Check the listing below line by line and report how many lines hold "screenshot", with no other words.

[Record set]
────────────────────────────────────────

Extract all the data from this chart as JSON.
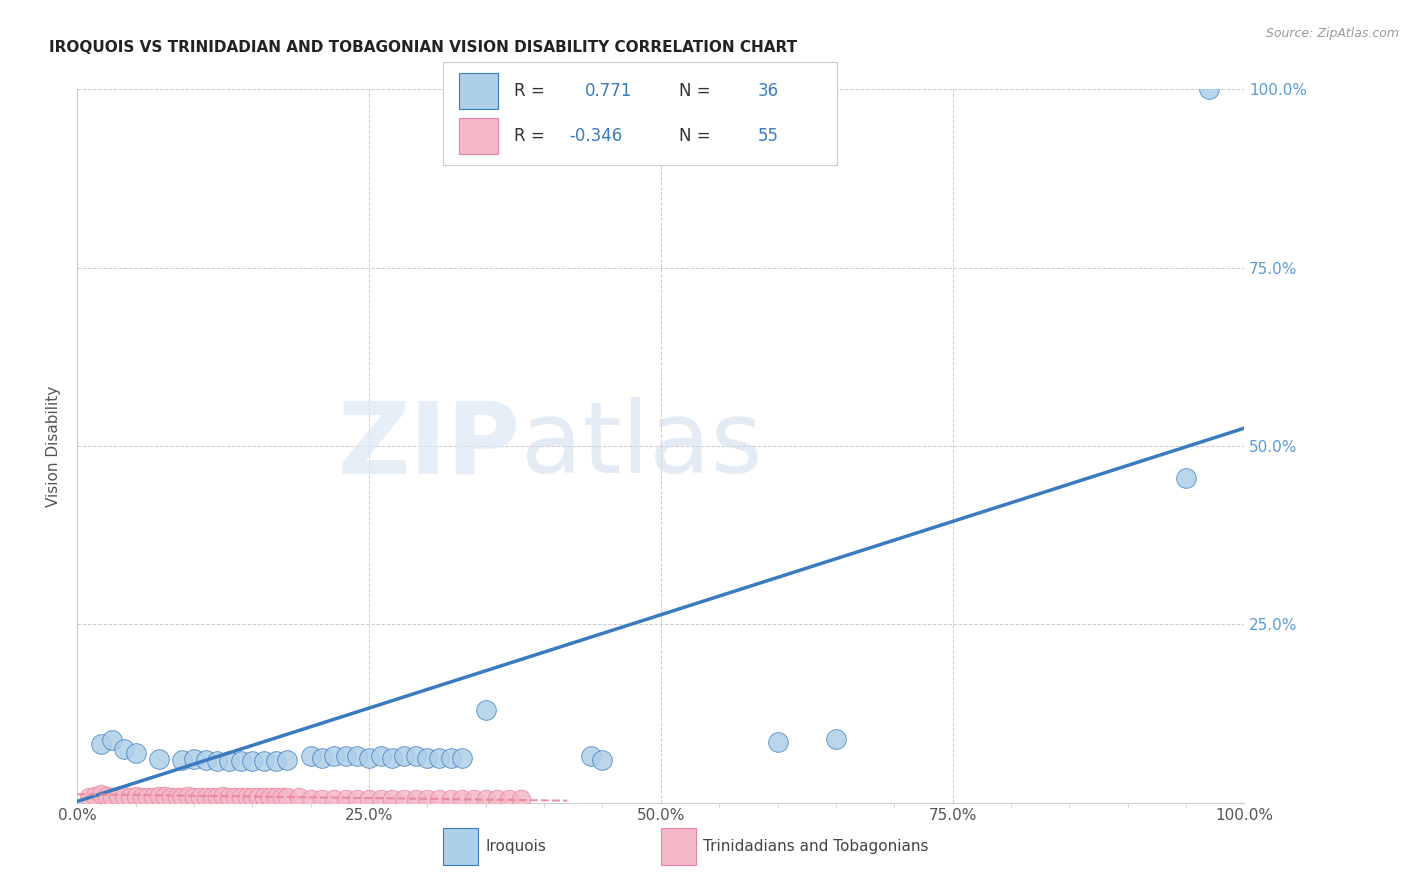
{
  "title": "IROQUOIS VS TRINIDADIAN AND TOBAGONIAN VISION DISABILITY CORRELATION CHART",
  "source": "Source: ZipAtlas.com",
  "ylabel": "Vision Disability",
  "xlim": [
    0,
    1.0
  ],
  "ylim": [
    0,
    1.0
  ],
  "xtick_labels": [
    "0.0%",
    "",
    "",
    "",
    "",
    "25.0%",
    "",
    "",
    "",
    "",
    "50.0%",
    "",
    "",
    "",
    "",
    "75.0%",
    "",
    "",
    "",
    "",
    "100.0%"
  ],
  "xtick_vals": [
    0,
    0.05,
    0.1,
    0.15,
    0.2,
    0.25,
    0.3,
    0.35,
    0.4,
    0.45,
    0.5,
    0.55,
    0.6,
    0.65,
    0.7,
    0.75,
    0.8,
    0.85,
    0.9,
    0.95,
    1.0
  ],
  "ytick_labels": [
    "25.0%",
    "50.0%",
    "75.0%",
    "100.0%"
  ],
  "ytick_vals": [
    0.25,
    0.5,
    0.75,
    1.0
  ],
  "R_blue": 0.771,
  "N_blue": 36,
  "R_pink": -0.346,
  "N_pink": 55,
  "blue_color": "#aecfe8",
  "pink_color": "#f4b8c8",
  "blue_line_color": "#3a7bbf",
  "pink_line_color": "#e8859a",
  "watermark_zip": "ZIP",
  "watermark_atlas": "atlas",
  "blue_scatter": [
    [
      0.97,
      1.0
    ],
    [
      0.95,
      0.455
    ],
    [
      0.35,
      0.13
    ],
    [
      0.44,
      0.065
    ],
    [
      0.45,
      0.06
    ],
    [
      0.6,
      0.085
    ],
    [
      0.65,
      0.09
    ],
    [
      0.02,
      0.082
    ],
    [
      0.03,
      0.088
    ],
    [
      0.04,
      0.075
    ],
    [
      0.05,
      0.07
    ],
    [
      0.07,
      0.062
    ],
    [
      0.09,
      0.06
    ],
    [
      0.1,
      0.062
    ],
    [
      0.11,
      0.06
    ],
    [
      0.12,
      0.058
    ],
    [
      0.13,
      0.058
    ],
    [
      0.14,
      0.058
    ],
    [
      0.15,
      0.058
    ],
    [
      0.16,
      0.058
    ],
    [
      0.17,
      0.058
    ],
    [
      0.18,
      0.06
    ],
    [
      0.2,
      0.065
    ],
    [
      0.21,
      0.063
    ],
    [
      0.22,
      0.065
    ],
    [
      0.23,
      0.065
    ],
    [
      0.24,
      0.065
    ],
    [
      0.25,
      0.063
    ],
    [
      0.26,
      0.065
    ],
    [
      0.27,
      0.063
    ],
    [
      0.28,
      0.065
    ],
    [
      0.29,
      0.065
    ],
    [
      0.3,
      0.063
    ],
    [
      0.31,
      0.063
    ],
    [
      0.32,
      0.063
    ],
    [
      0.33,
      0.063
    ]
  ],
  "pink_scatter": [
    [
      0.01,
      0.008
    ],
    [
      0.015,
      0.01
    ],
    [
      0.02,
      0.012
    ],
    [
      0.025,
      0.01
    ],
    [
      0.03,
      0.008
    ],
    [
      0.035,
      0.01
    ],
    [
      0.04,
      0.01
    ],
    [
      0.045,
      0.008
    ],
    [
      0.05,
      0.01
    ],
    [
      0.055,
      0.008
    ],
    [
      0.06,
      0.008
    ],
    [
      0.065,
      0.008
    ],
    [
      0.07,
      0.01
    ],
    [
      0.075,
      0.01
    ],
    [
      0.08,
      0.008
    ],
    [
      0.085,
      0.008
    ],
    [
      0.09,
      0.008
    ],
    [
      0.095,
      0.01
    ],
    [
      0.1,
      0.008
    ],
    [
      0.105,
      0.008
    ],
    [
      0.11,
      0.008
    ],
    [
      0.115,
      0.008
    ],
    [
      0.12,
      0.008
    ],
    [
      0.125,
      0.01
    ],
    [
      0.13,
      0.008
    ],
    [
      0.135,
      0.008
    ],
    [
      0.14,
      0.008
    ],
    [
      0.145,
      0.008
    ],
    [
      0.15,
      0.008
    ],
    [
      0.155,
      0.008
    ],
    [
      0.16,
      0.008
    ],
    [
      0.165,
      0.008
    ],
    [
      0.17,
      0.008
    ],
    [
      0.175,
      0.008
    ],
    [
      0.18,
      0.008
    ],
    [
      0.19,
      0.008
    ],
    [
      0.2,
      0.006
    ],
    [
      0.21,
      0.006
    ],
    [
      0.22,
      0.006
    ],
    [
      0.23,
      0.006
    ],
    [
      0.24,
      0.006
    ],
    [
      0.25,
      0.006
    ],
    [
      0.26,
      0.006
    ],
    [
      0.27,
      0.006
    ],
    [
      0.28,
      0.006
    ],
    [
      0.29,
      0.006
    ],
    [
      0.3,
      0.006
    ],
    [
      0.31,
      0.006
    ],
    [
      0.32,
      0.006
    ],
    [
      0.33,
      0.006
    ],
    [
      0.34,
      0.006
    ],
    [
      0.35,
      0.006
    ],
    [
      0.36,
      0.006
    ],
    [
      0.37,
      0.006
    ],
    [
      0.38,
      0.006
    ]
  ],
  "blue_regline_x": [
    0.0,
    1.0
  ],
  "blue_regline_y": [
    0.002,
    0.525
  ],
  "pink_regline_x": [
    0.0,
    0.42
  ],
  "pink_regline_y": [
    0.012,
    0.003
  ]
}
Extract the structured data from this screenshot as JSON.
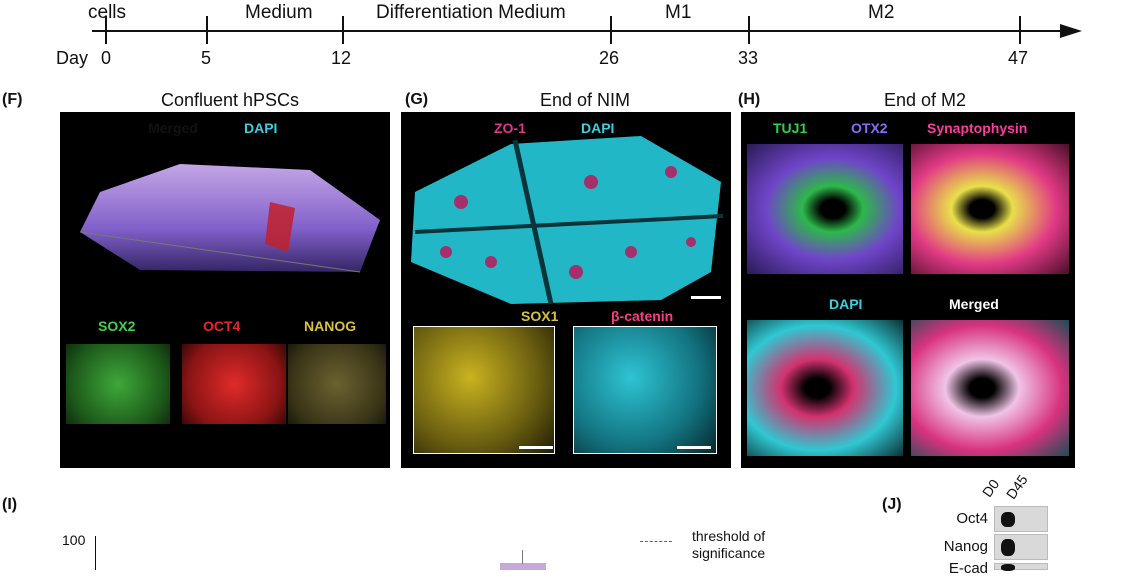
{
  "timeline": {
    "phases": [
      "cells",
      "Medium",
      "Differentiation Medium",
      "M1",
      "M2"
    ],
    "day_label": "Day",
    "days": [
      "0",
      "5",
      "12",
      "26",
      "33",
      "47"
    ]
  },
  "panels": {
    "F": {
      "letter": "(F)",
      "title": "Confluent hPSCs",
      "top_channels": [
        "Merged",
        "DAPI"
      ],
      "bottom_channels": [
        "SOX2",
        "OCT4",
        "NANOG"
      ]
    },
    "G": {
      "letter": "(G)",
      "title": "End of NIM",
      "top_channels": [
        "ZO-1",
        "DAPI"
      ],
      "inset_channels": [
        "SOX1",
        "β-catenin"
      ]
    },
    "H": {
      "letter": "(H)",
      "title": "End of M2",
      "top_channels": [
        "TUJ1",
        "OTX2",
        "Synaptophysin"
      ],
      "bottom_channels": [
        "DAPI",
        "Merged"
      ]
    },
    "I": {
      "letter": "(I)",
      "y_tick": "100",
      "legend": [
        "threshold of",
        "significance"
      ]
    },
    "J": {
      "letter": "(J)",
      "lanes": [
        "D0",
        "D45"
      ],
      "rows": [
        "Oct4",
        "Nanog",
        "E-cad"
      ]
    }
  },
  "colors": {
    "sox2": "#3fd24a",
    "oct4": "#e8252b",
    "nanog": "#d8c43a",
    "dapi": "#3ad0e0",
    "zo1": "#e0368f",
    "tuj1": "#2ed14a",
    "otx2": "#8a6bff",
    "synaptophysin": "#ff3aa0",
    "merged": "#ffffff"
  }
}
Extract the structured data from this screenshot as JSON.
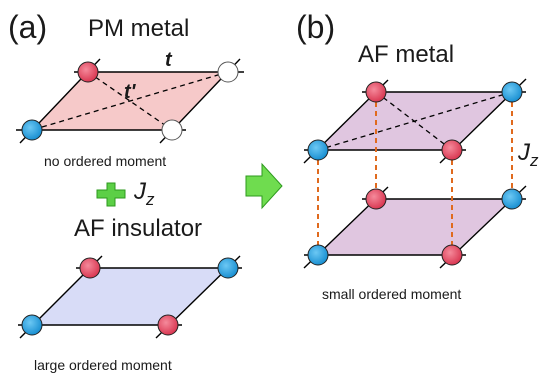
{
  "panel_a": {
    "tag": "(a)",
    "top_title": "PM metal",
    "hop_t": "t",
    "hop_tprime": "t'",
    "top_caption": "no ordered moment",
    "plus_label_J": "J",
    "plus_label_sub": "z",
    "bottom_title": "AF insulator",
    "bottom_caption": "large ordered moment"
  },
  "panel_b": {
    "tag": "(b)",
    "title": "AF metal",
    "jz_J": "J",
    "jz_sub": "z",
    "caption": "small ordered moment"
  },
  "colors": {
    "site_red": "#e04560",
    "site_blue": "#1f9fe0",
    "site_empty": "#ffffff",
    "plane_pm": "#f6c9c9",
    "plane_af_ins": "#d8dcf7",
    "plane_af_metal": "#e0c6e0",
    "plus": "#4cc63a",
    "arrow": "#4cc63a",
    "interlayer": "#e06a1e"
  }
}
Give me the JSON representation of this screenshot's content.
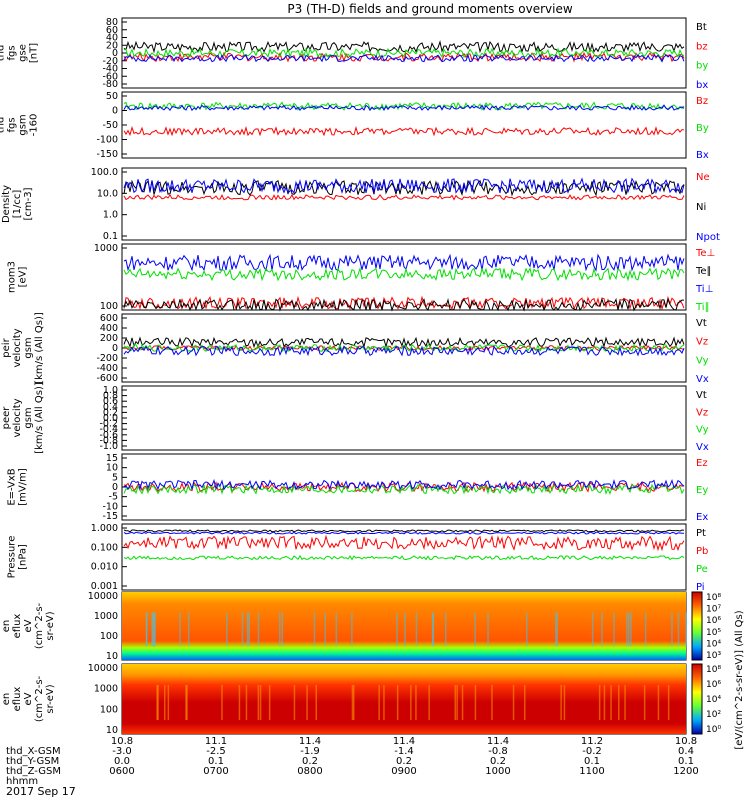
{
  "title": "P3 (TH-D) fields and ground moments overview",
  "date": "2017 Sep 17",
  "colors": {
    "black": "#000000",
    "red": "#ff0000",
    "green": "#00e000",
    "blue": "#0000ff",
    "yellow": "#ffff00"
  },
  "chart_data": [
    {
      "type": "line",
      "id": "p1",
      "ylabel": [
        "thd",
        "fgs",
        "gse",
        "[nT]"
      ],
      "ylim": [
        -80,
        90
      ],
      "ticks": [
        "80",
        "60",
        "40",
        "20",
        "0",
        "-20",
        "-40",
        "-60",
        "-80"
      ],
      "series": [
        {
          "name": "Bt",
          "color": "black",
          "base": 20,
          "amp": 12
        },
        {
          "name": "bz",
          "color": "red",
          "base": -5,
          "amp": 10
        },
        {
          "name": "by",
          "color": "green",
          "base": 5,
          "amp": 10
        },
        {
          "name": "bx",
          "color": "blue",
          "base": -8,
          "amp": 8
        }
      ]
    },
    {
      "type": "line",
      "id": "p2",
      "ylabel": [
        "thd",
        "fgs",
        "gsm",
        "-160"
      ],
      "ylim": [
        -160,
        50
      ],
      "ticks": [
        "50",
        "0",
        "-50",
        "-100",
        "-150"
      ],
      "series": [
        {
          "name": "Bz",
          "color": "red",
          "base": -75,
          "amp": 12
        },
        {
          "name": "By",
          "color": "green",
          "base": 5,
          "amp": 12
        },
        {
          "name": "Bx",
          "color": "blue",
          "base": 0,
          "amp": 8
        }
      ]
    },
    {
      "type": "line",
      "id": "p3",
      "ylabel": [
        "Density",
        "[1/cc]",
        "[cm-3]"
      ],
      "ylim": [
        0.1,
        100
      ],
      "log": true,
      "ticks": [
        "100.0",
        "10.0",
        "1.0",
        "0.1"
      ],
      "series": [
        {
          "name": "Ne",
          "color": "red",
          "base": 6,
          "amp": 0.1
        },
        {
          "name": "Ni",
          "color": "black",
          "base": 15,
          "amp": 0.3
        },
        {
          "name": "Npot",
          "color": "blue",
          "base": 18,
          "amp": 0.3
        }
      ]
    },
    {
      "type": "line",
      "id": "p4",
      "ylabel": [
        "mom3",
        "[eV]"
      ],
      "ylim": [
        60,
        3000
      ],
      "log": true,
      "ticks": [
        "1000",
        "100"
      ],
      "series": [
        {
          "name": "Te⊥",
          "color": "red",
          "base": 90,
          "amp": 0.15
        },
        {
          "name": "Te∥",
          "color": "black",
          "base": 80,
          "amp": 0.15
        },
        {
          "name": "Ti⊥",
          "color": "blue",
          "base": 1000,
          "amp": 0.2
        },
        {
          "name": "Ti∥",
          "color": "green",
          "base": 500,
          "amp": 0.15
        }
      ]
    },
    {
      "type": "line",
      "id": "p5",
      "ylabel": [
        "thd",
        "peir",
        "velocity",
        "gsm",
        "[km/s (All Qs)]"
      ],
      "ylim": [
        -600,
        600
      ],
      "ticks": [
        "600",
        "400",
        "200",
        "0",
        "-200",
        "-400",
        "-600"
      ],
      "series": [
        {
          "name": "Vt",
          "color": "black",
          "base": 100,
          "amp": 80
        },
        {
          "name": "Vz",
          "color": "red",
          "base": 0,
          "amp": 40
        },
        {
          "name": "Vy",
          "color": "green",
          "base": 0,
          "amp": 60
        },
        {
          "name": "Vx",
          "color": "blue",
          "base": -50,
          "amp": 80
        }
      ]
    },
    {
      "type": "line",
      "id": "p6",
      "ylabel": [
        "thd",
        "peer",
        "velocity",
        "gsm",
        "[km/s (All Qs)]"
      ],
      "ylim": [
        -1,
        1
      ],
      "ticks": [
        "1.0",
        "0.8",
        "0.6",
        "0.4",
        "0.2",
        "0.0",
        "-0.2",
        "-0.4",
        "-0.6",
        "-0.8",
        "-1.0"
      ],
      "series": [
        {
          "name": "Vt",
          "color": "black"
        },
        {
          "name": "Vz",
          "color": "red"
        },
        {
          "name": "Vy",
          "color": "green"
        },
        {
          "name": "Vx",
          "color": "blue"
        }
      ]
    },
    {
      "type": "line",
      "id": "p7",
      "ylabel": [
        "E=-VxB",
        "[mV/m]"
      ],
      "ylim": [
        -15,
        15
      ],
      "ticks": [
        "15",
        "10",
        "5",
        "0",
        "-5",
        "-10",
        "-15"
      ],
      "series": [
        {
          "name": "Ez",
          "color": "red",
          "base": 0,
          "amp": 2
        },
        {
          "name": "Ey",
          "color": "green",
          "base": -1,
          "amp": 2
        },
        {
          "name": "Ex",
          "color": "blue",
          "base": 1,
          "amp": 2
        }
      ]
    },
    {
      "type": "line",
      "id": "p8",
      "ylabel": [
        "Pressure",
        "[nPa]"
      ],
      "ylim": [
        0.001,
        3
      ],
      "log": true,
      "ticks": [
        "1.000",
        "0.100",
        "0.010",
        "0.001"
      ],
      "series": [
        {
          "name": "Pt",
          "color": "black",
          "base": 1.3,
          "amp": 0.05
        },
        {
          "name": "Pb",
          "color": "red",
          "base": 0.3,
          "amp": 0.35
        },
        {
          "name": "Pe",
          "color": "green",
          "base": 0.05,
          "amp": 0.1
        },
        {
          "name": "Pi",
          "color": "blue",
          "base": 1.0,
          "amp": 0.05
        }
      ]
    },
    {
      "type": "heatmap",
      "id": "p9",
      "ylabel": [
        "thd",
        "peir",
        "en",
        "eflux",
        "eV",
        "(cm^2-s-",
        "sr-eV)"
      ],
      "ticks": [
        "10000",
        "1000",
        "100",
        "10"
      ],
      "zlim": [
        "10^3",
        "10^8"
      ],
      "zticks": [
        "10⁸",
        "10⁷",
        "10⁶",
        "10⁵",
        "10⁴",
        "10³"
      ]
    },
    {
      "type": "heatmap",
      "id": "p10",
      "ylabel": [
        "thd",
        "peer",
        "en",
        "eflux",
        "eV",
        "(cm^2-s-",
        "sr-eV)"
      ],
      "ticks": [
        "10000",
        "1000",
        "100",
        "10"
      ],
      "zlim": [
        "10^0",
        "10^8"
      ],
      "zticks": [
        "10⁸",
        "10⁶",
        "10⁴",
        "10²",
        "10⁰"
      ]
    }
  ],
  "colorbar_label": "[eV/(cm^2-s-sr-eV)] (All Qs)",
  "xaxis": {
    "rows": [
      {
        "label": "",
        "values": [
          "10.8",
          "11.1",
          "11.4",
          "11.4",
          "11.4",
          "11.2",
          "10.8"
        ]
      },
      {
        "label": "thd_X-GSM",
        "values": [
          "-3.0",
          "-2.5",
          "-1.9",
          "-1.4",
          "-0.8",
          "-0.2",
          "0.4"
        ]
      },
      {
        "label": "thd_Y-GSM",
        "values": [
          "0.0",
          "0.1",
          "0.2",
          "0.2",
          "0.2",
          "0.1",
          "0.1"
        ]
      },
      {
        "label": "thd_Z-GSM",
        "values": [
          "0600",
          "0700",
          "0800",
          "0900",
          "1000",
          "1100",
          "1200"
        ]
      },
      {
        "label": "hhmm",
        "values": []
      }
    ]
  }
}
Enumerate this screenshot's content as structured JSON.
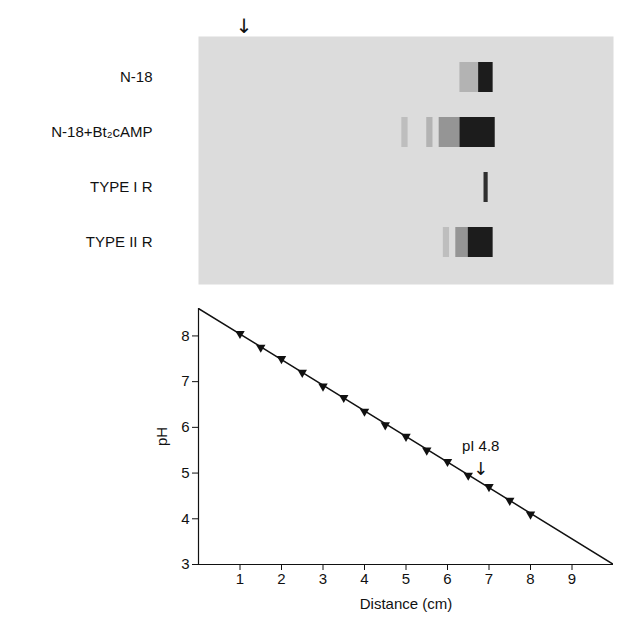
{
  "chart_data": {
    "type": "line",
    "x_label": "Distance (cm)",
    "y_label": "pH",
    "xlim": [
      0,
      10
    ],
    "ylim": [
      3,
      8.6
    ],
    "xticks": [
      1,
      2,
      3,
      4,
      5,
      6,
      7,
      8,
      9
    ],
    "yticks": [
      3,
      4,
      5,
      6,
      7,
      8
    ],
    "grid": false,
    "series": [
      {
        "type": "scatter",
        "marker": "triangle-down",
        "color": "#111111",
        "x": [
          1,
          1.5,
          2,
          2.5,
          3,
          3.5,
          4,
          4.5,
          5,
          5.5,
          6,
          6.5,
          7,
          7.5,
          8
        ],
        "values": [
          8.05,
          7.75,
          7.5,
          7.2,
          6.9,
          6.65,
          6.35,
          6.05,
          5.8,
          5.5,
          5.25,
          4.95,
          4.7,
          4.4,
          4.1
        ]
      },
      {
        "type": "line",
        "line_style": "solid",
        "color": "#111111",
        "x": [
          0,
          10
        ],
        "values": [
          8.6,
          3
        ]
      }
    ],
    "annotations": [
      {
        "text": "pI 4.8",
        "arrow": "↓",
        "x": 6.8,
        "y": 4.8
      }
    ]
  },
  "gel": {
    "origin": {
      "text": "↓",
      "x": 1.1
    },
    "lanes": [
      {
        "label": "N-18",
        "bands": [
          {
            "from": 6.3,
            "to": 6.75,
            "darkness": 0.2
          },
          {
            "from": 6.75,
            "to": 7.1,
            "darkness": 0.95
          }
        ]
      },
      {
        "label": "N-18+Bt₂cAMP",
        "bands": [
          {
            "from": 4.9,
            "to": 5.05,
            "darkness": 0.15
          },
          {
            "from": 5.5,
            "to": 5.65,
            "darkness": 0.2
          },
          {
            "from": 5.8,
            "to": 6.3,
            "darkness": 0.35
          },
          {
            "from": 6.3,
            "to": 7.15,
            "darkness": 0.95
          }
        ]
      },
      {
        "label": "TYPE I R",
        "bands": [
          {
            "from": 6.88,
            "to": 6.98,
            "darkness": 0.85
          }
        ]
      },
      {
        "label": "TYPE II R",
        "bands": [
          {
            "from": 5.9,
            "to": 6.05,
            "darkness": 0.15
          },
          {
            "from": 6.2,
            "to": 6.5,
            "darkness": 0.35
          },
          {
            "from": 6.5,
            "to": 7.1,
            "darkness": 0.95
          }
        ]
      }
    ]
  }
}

────────────────────────────────────────

[Final result] 4